[TASK DESCRIPTION] Copy each line of the entries that contains the word "incoming".

[RAW DATA]
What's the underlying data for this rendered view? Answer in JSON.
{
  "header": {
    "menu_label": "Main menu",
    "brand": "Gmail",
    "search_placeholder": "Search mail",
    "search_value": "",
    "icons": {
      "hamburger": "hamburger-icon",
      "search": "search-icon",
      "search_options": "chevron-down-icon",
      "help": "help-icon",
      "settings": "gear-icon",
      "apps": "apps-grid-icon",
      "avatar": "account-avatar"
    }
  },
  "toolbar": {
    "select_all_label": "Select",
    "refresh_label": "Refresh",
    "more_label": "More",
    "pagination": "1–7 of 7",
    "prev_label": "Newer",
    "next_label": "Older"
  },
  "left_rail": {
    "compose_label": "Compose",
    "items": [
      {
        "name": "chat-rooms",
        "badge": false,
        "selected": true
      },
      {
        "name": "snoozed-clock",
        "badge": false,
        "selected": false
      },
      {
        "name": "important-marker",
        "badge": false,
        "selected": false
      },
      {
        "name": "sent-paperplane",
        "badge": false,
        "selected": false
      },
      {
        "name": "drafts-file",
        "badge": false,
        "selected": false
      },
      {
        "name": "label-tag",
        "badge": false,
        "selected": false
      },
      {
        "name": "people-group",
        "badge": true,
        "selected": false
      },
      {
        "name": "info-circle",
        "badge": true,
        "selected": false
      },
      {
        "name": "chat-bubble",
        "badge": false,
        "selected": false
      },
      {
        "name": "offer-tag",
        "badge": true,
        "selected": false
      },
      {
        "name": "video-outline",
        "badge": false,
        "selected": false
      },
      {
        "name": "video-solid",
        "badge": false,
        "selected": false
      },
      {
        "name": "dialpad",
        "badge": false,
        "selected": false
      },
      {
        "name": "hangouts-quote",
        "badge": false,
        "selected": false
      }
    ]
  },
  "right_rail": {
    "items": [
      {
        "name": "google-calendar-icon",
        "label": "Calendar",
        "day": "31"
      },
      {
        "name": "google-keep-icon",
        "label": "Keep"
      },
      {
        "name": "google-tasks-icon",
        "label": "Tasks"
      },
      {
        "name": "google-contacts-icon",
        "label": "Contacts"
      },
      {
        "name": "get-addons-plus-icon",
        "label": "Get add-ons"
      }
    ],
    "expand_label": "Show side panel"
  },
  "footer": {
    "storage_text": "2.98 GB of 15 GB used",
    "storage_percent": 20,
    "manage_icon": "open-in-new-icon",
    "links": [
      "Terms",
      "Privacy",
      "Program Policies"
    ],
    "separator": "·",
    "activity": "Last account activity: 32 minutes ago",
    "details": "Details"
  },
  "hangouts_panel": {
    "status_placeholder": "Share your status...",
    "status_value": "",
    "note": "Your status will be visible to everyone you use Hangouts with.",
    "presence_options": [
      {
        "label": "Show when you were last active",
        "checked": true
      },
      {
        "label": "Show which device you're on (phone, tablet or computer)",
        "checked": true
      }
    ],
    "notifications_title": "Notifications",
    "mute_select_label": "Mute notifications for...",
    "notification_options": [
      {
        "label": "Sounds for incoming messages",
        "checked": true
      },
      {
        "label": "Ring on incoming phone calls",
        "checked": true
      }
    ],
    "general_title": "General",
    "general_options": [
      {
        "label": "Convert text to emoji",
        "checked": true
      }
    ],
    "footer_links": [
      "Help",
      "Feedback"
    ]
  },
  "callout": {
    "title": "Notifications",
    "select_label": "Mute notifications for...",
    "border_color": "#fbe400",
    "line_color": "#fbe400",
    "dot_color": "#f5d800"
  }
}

[THE REPLY]
        "label": "Sounds for incoming messages",
        "label": "Ring on incoming phone calls",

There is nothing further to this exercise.